The task |
Gather, from the data below, each line in which the word "BLACK" occurs.
────
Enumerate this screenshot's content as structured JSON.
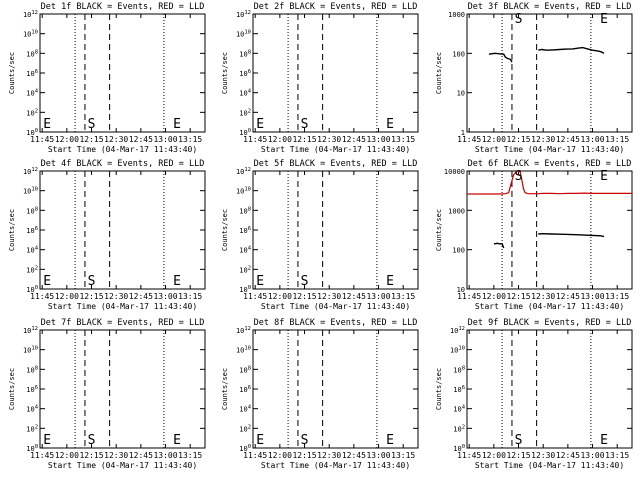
{
  "colors": {
    "events": "#000000",
    "lld": "#cc0000",
    "background": "#ffffff"
  },
  "chart_data": [
    {
      "type": "line",
      "title": "Det 1f BLACK = Events, RED = LLD",
      "xlabel": "Start Time (04-Mar-17 11:43:40)",
      "ylabel": "Counts/sec",
      "xlim": [
        "11:43:40",
        "13:24:00"
      ],
      "xticks": [
        "11:45",
        "12:00",
        "12:15",
        "12:30",
        "12:45",
        "13:00",
        "13:15"
      ],
      "ylim": [
        1,
        1000000000000
      ],
      "yscale": "log",
      "yticks": [
        "10^0",
        "10^2",
        "10^4",
        "10^6",
        "10^8",
        "10^10",
        "10^12"
      ],
      "dotted_lines": [
        "12:05",
        "12:59"
      ],
      "dashed_lines": [
        "12:11",
        "12:26"
      ],
      "markers": [
        {
          "label": "E",
          "x": "11:45",
          "y": 8
        },
        {
          "label": "S",
          "x": "12:12",
          "y": 8
        },
        {
          "label": "E",
          "x": "13:04",
          "y": 8
        }
      ],
      "series": []
    },
    {
      "type": "line",
      "title": "Det 2f BLACK = Events, RED = LLD",
      "xlabel": "Start Time (04-Mar-17 11:43:40)",
      "ylabel": "Counts/sec",
      "xlim": [
        "11:43:40",
        "13:24:00"
      ],
      "xticks": [
        "11:45",
        "12:00",
        "12:15",
        "12:30",
        "12:45",
        "13:00",
        "13:15"
      ],
      "ylim": [
        1,
        1000000000000
      ],
      "yscale": "log",
      "yticks": [
        "10^0",
        "10^2",
        "10^4",
        "10^6",
        "10^8",
        "10^10",
        "10^12"
      ],
      "dotted_lines": [
        "12:05",
        "12:59"
      ],
      "dashed_lines": [
        "12:11",
        "12:26"
      ],
      "markers": [
        {
          "label": "E",
          "x": "11:45",
          "y": 8
        },
        {
          "label": "S",
          "x": "12:12",
          "y": 8
        },
        {
          "label": "E",
          "x": "13:04",
          "y": 8
        }
      ],
      "series": []
    },
    {
      "type": "line",
      "title": "Det 3f BLACK = Events, RED = LLD",
      "xlabel": "Start Time (04-Mar-17 11:43:40)",
      "ylabel": "Counts/sec",
      "xlim": [
        "11:43:40",
        "13:24:00"
      ],
      "xticks": [
        "11:45",
        "12:00",
        "12:15",
        "12:30",
        "12:45",
        "13:00",
        "13:15"
      ],
      "ylim": [
        1,
        1000
      ],
      "yscale": "log",
      "yticks": [
        "1",
        "10",
        "100",
        "1000"
      ],
      "dotted_lines": [
        "12:05",
        "12:59"
      ],
      "dashed_lines": [
        "12:11",
        "12:26"
      ],
      "markers": [
        {
          "label": "S",
          "x": "12:12",
          "y": 800
        },
        {
          "label": "E",
          "x": "13:04",
          "y": 800
        }
      ],
      "series": [
        {
          "color": "#000000",
          "x": [
            "11:57",
            "11:59",
            "12:01",
            "12:04",
            "12:06",
            "12:07",
            "12:08"
          ],
          "y": [
            95,
            98,
            100,
            97,
            95,
            80,
            75
          ]
        },
        {
          "color": "#000000",
          "x": [
            "12:08",
            "12:10",
            "12:11"
          ],
          "y": [
            75,
            70,
            60
          ]
        },
        {
          "color": "#000000",
          "x": [
            "12:27",
            "12:29",
            "12:32",
            "12:36",
            "12:40",
            "12:44",
            "12:48",
            "12:51",
            "12:54",
            "12:57",
            "13:00",
            "13:03",
            "13:05",
            "13:07"
          ],
          "y": [
            120,
            125,
            120,
            122,
            125,
            128,
            130,
            135,
            140,
            130,
            120,
            115,
            110,
            100
          ]
        }
      ]
    },
    {
      "type": "line",
      "title": "Det 4f BLACK = Events, RED = LLD",
      "xlabel": "Start Time (04-Mar-17 11:43:40)",
      "ylabel": "Counts/sec",
      "xlim": [
        "11:43:40",
        "13:24:00"
      ],
      "xticks": [
        "11:45",
        "12:00",
        "12:15",
        "12:30",
        "12:45",
        "13:00",
        "13:15"
      ],
      "ylim": [
        1,
        1000000000000
      ],
      "yscale": "log",
      "yticks": [
        "10^0",
        "10^2",
        "10^4",
        "10^6",
        "10^8",
        "10^10",
        "10^12"
      ],
      "dotted_lines": [
        "12:05",
        "12:59"
      ],
      "dashed_lines": [
        "12:11",
        "12:26"
      ],
      "markers": [
        {
          "label": "E",
          "x": "11:45",
          "y": 8
        },
        {
          "label": "S",
          "x": "12:12",
          "y": 8
        },
        {
          "label": "E",
          "x": "13:04",
          "y": 8
        }
      ],
      "series": []
    },
    {
      "type": "line",
      "title": "Det 5f BLACK = Events, RED = LLD",
      "xlabel": "Start Time (04-Mar-17 11:43:40)",
      "ylabel": "Counts/sec",
      "xlim": [
        "11:43:40",
        "13:24:00"
      ],
      "xticks": [
        "11:45",
        "12:00",
        "12:15",
        "12:30",
        "12:45",
        "13:00",
        "13:15"
      ],
      "ylim": [
        1,
        1000000000000
      ],
      "yscale": "log",
      "yticks": [
        "10^0",
        "10^2",
        "10^4",
        "10^6",
        "10^8",
        "10^10",
        "10^12"
      ],
      "dotted_lines": [
        "12:05",
        "12:59"
      ],
      "dashed_lines": [
        "12:11",
        "12:26"
      ],
      "markers": [
        {
          "label": "E",
          "x": "11:45",
          "y": 8
        },
        {
          "label": "S",
          "x": "12:12",
          "y": 8
        },
        {
          "label": "E",
          "x": "13:04",
          "y": 8
        }
      ],
      "series": []
    },
    {
      "type": "line",
      "title": "Det 6f BLACK = Events, RED = LLD",
      "xlabel": "Start Time (04-Mar-17 11:43:40)",
      "ylabel": "Counts/sec",
      "xlim": [
        "11:43:40",
        "13:24:00"
      ],
      "xticks": [
        "11:45",
        "12:00",
        "12:15",
        "12:30",
        "12:45",
        "13:00",
        "13:15"
      ],
      "ylim": [
        10,
        10000
      ],
      "yscale": "log",
      "yticks": [
        "10",
        "100",
        "1000",
        "10000"
      ],
      "dotted_lines": [
        "12:05",
        "12:59"
      ],
      "dashed_lines": [
        "12:11",
        "12:26"
      ],
      "markers": [
        {
          "label": "S",
          "x": "12:12",
          "y": 8000
        },
        {
          "label": "E",
          "x": "13:04",
          "y": 8000
        }
      ],
      "series": [
        {
          "color": "#cc0000",
          "x": [
            "11:43:40",
            "11:50",
            "11:55",
            "12:00",
            "12:05",
            "12:07",
            "12:09",
            "12:10",
            "12:12",
            "12:14",
            "12:16",
            "12:17",
            "12:18",
            "12:19",
            "12:21",
            "12:24",
            "12:27",
            "12:30",
            "12:35",
            "12:40",
            "12:45",
            "12:50",
            "12:55",
            "13:00",
            "13:05",
            "13:10",
            "13:15",
            "13:24"
          ],
          "y": [
            2600,
            2600,
            2600,
            2600,
            2600,
            2650,
            2800,
            4000,
            8000,
            10000,
            9500,
            6000,
            3500,
            2800,
            2650,
            2650,
            2650,
            2700,
            2700,
            2650,
            2700,
            2700,
            2750,
            2700,
            2700,
            2700,
            2700,
            2700
          ]
        },
        {
          "color": "#000000",
          "x": [
            "12:00",
            "12:02",
            "12:04",
            "12:05",
            "12:06"
          ],
          "y": [
            140,
            145,
            140,
            142,
            110
          ]
        },
        {
          "color": "#000000",
          "x": [
            "12:27",
            "12:30",
            "12:35",
            "12:40",
            "12:45",
            "12:50",
            "12:55",
            "13:00",
            "13:05",
            "13:07"
          ],
          "y": [
            250,
            255,
            250,
            248,
            245,
            240,
            235,
            230,
            225,
            215
          ]
        }
      ]
    },
    {
      "type": "line",
      "title": "Det 7f BLACK = Events, RED = LLD",
      "xlabel": "Start Time (04-Mar-17 11:43:40)",
      "ylabel": "Counts/sec",
      "xlim": [
        "11:43:40",
        "13:24:00"
      ],
      "xticks": [
        "11:45",
        "12:00",
        "12:15",
        "12:30",
        "12:45",
        "13:00",
        "13:15"
      ],
      "ylim": [
        1,
        1000000000000
      ],
      "yscale": "log",
      "yticks": [
        "10^0",
        "10^2",
        "10^4",
        "10^6",
        "10^8",
        "10^10",
        "10^12"
      ],
      "dotted_lines": [
        "12:05",
        "12:59"
      ],
      "dashed_lines": [
        "12:11",
        "12:26"
      ],
      "markers": [
        {
          "label": "E",
          "x": "11:45",
          "y": 8
        },
        {
          "label": "S",
          "x": "12:12",
          "y": 8
        },
        {
          "label": "E",
          "x": "13:04",
          "y": 8
        }
      ],
      "series": []
    },
    {
      "type": "line",
      "title": "Det 8f BLACK = Events, RED = LLD",
      "xlabel": "Start Time (04-Mar-17 11:43:40)",
      "ylabel": "Counts/sec",
      "xlim": [
        "11:43:40",
        "13:24:00"
      ],
      "xticks": [
        "11:45",
        "12:00",
        "12:15",
        "12:30",
        "12:45",
        "13:00",
        "13:15"
      ],
      "ylim": [
        1,
        1000000000000
      ],
      "yscale": "log",
      "yticks": [
        "10^0",
        "10^2",
        "10^4",
        "10^6",
        "10^8",
        "10^10",
        "10^12"
      ],
      "dotted_lines": [
        "12:05",
        "12:59"
      ],
      "dashed_lines": [
        "12:11",
        "12:26"
      ],
      "markers": [
        {
          "label": "E",
          "x": "11:45",
          "y": 8
        },
        {
          "label": "S",
          "x": "12:12",
          "y": 8
        },
        {
          "label": "E",
          "x": "13:04",
          "y": 8
        }
      ],
      "series": []
    },
    {
      "type": "line",
      "title": "Det 9f BLACK = Events, RED = LLD",
      "xlabel": "Start Time (04-Mar-17 11:43:40)",
      "ylabel": "Counts/sec",
      "xlim": [
        "11:43:40",
        "13:24:00"
      ],
      "xticks": [
        "11:45",
        "12:00",
        "12:15",
        "12:30",
        "12:45",
        "13:00",
        "13:15"
      ],
      "ylim": [
        1,
        1000000000000
      ],
      "yscale": "log",
      "yticks": [
        "10^0",
        "10^2",
        "10^4",
        "10^6",
        "10^8",
        "10^10",
        "10^12"
      ],
      "dotted_lines": [
        "12:05",
        "12:59"
      ],
      "dashed_lines": [
        "12:11",
        "12:26"
      ],
      "markers": [
        {
          "label": "S",
          "x": "12:12",
          "y": 8
        },
        {
          "label": "E",
          "x": "13:04",
          "y": 8
        }
      ],
      "series": []
    }
  ]
}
────
Exercise output |
      "title": "Det 1f BLACK = Events, RED = LLD",
      "title": "Det 2f BLACK = Events, RED = LLD",
      "title": "Det 3f BLACK = Events, RED = LLD",
      "title": "Det 4f BLACK = Events, RED = LLD",
      "title": "Det 5f BLACK = Events, RED = LLD",
      "title": "Det 6f BLACK = Events, RED = LLD",
      "title": "Det 7f BLACK = Events, RED = LLD",
      "title": "Det 8f BLACK = Events, RED = LLD",
      "title": "Det 9f BLACK = Events, RED = LLD",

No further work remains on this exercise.